* **Written exercise**:
Write out the data again exactly, skipping every picture.

* **Source records**:
* * *

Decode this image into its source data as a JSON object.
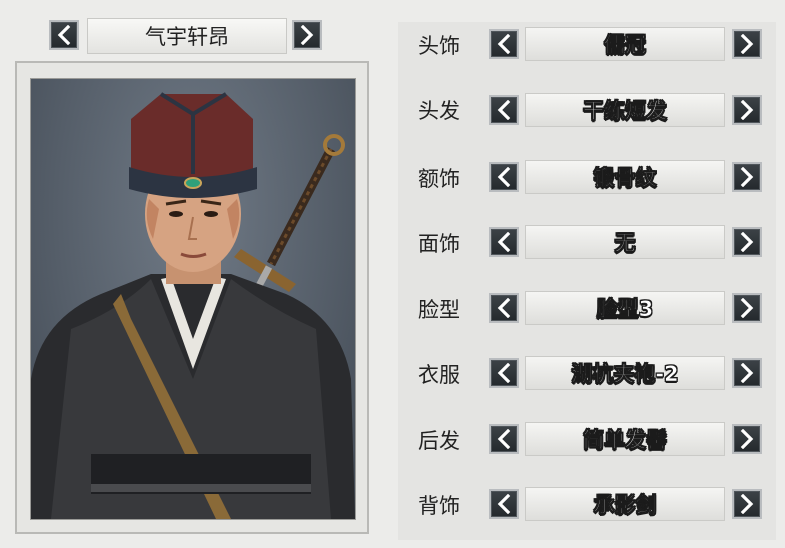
{
  "character": {
    "name": "气宇轩昂"
  },
  "options": [
    {
      "label": "头饰",
      "value": "儒冠"
    },
    {
      "label": "头发",
      "value": "干练短发"
    },
    {
      "label": "额饰",
      "value": "锻骨纹"
    },
    {
      "label": "面饰",
      "value": "无"
    },
    {
      "label": "脸型",
      "value": "脸型3"
    },
    {
      "label": "衣服",
      "value": "湖杭夹袍-2"
    },
    {
      "label": "后发",
      "value": "简单发髻"
    },
    {
      "label": "背饰",
      "value": "承影剑"
    }
  ],
  "icons": {
    "prev": "chevron-left-icon",
    "next": "chevron-right-icon"
  },
  "colors": {
    "button_bg": "#2c3135",
    "panel_bg": "#e4e4e2",
    "page_bg": "#ececea"
  }
}
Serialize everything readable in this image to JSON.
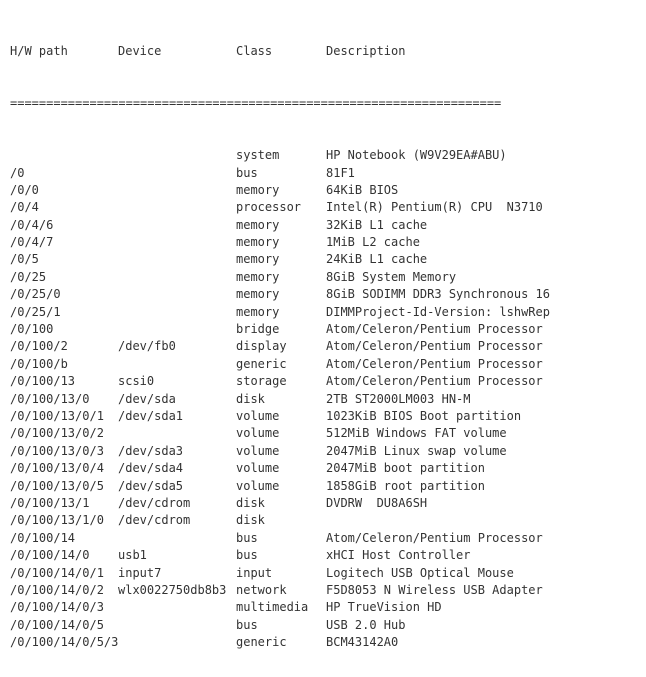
{
  "header": {
    "hw_path": "H/W path",
    "device": "Device",
    "class": "Class",
    "description": "Description"
  },
  "separator": "====================================================================",
  "rows": [
    {
      "hw": "",
      "dev": "",
      "cls": "system",
      "desc": "HP Notebook (W9V29EA#ABU)"
    },
    {
      "hw": "/0",
      "dev": "",
      "cls": "bus",
      "desc": "81F1"
    },
    {
      "hw": "/0/0",
      "dev": "",
      "cls": "memory",
      "desc": "64KiB BIOS"
    },
    {
      "hw": "/0/4",
      "dev": "",
      "cls": "processor",
      "desc": "Intel(R) Pentium(R) CPU  N3710"
    },
    {
      "hw": "/0/4/6",
      "dev": "",
      "cls": "memory",
      "desc": "32KiB L1 cache"
    },
    {
      "hw": "/0/4/7",
      "dev": "",
      "cls": "memory",
      "desc": "1MiB L2 cache"
    },
    {
      "hw": "/0/5",
      "dev": "",
      "cls": "memory",
      "desc": "24KiB L1 cache"
    },
    {
      "hw": "/0/25",
      "dev": "",
      "cls": "memory",
      "desc": "8GiB System Memory"
    },
    {
      "hw": "/0/25/0",
      "dev": "",
      "cls": "memory",
      "desc": "8GiB SODIMM DDR3 Synchronous 16"
    },
    {
      "hw": "/0/25/1",
      "dev": "",
      "cls": "memory",
      "desc": "DIMMProject-Id-Version: lshwRep"
    },
    {
      "hw": "/0/100",
      "dev": "",
      "cls": "bridge",
      "desc": "Atom/Celeron/Pentium Processor"
    },
    {
      "hw": "/0/100/2",
      "dev": "/dev/fb0",
      "cls": "display",
      "desc": "Atom/Celeron/Pentium Processor"
    },
    {
      "hw": "/0/100/b",
      "dev": "",
      "cls": "generic",
      "desc": "Atom/Celeron/Pentium Processor"
    },
    {
      "hw": "/0/100/13",
      "dev": "scsi0",
      "cls": "storage",
      "desc": "Atom/Celeron/Pentium Processor"
    },
    {
      "hw": "/0/100/13/0",
      "dev": "/dev/sda",
      "cls": "disk",
      "desc": "2TB ST2000LM003 HN-M"
    },
    {
      "hw": "/0/100/13/0/1",
      "dev": "/dev/sda1",
      "cls": "volume",
      "desc": "1023KiB BIOS Boot partition"
    },
    {
      "hw": "/0/100/13/0/2",
      "dev": "",
      "cls": "volume",
      "desc": "512MiB Windows FAT volume"
    },
    {
      "hw": "/0/100/13/0/3",
      "dev": "/dev/sda3",
      "cls": "volume",
      "desc": "2047MiB Linux swap volume"
    },
    {
      "hw": "/0/100/13/0/4",
      "dev": "/dev/sda4",
      "cls": "volume",
      "desc": "2047MiB boot partition"
    },
    {
      "hw": "/0/100/13/0/5",
      "dev": "/dev/sda5",
      "cls": "volume",
      "desc": "1858GiB root partition"
    },
    {
      "hw": "/0/100/13/1",
      "dev": "/dev/cdrom",
      "cls": "disk",
      "desc": "DVDRW  DU8A6SH"
    },
    {
      "hw": "/0/100/13/1/0",
      "dev": "/dev/cdrom",
      "cls": "disk",
      "desc": ""
    },
    {
      "hw": "/0/100/14",
      "dev": "",
      "cls": "bus",
      "desc": "Atom/Celeron/Pentium Processor"
    },
    {
      "hw": "/0/100/14/0",
      "dev": "usb1",
      "cls": "bus",
      "desc": "xHCI Host Controller"
    },
    {
      "hw": "/0/100/14/0/1",
      "dev": "input7",
      "cls": "input",
      "desc": "Logitech USB Optical Mouse"
    },
    {
      "hw": "/0/100/14/0/2",
      "dev": "wlx0022750db8b3",
      "cls": "network",
      "desc": "F5D8053 N Wireless USB Adapter"
    },
    {
      "hw": "/0/100/14/0/3",
      "dev": "",
      "cls": "multimedia",
      "desc": "HP TrueVision HD"
    },
    {
      "hw": "/0/100/14/0/5",
      "dev": "",
      "cls": "bus",
      "desc": "USB 2.0 Hub"
    },
    {
      "hw": "/0/100/14/0/5/3",
      "dev": "",
      "cls": "generic",
      "desc": "BCM43142A0"
    }
  ]
}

* * *

* **Output**:
Decode this image into its source data as a JSON object.
{
  "character": {
    "name": "气宇轩昂"
  },
  "options": [
    {
      "label": "头饰",
      "value": "儒冠"
    },
    {
      "label": "头发",
      "value": "干练短发"
    },
    {
      "label": "额饰",
      "value": "锻骨纹"
    },
    {
      "label": "面饰",
      "value": "无"
    },
    {
      "label": "脸型",
      "value": "脸型3"
    },
    {
      "label": "衣服",
      "value": "湖杭夹袍-2"
    },
    {
      "label": "后发",
      "value": "简单发髻"
    },
    {
      "label": "背饰",
      "value": "承影剑"
    }
  ],
  "icons": {
    "prev": "chevron-left-icon",
    "next": "chevron-right-icon"
  },
  "colors": {
    "button_bg": "#2c3135",
    "panel_bg": "#e4e4e2",
    "page_bg": "#ececea"
  }
}
Serialize everything readable in this image to JSON.
{
  "header": {
    "hw_path": "H/W path",
    "device": "Device",
    "class": "Class",
    "description": "Description"
  },
  "separator": "====================================================================",
  "rows": [
    {
      "hw": "",
      "dev": "",
      "cls": "system",
      "desc": "HP Notebook (W9V29EA#ABU)"
    },
    {
      "hw": "/0",
      "dev": "",
      "cls": "bus",
      "desc": "81F1"
    },
    {
      "hw": "/0/0",
      "dev": "",
      "cls": "memory",
      "desc": "64KiB BIOS"
    },
    {
      "hw": "/0/4",
      "dev": "",
      "cls": "processor",
      "desc": "Intel(R) Pentium(R) CPU  N3710"
    },
    {
      "hw": "/0/4/6",
      "dev": "",
      "cls": "memory",
      "desc": "32KiB L1 cache"
    },
    {
      "hw": "/0/4/7",
      "dev": "",
      "cls": "memory",
      "desc": "1MiB L2 cache"
    },
    {
      "hw": "/0/5",
      "dev": "",
      "cls": "memory",
      "desc": "24KiB L1 cache"
    },
    {
      "hw": "/0/25",
      "dev": "",
      "cls": "memory",
      "desc": "8GiB System Memory"
    },
    {
      "hw": "/0/25/0",
      "dev": "",
      "cls": "memory",
      "desc": "8GiB SODIMM DDR3 Synchronous 16"
    },
    {
      "hw": "/0/25/1",
      "dev": "",
      "cls": "memory",
      "desc": "DIMMProject-Id-Version: lshwRep"
    },
    {
      "hw": "/0/100",
      "dev": "",
      "cls": "bridge",
      "desc": "Atom/Celeron/Pentium Processor"
    },
    {
      "hw": "/0/100/2",
      "dev": "/dev/fb0",
      "cls": "display",
      "desc": "Atom/Celeron/Pentium Processor"
    },
    {
      "hw": "/0/100/b",
      "dev": "",
      "cls": "generic",
      "desc": "Atom/Celeron/Pentium Processor"
    },
    {
      "hw": "/0/100/13",
      "dev": "scsi0",
      "cls": "storage",
      "desc": "Atom/Celeron/Pentium Processor"
    },
    {
      "hw": "/0/100/13/0",
      "dev": "/dev/sda",
      "cls": "disk",
      "desc": "2TB ST2000LM003 HN-M"
    },
    {
      "hw": "/0/100/13/0/1",
      "dev": "/dev/sda1",
      "cls": "volume",
      "desc": "1023KiB BIOS Boot partition"
    },
    {
      "hw": "/0/100/13/0/2",
      "dev": "",
      "cls": "volume",
      "desc": "512MiB Windows FAT volume"
    },
    {
      "hw": "/0/100/13/0/3",
      "dev": "/dev/sda3",
      "cls": "volume",
      "desc": "2047MiB Linux swap volume"
    },
    {
      "hw": "/0/100/13/0/4",
      "dev": "/dev/sda4",
      "cls": "volume",
      "desc": "2047MiB boot partition"
    },
    {
      "hw": "/0/100/13/0/5",
      "dev": "/dev/sda5",
      "cls": "volume",
      "desc": "1858GiB root partition"
    },
    {
      "hw": "/0/100/13/1",
      "dev": "/dev/cdrom",
      "cls": "disk",
      "desc": "DVDRW  DU8A6SH"
    },
    {
      "hw": "/0/100/13/1/0",
      "dev": "/dev/cdrom",
      "cls": "disk",
      "desc": ""
    },
    {
      "hw": "/0/100/14",
      "dev": "",
      "cls": "bus",
      "desc": "Atom/Celeron/Pentium Processor"
    },
    {
      "hw": "/0/100/14/0",
      "dev": "usb1",
      "cls": "bus",
      "desc": "xHCI Host Controller"
    },
    {
      "hw": "/0/100/14/0/1",
      "dev": "input7",
      "cls": "input",
      "desc": "Logitech USB Optical Mouse"
    },
    {
      "hw": "/0/100/14/0/2",
      "dev": "wlx0022750db8b3",
      "cls": "network",
      "desc": "F5D8053 N Wireless USB Adapter"
    },
    {
      "hw": "/0/100/14/0/3",
      "dev": "",
      "cls": "multimedia",
      "desc": "HP TrueVision HD"
    },
    {
      "hw": "/0/100/14/0/5",
      "dev": "",
      "cls": "bus",
      "desc": "USB 2.0 Hub"
    },
    {
      "hw": "/0/100/14/0/5/3",
      "dev": "",
      "cls": "generic",
      "desc": "BCM43142A0"
    }
  ]
}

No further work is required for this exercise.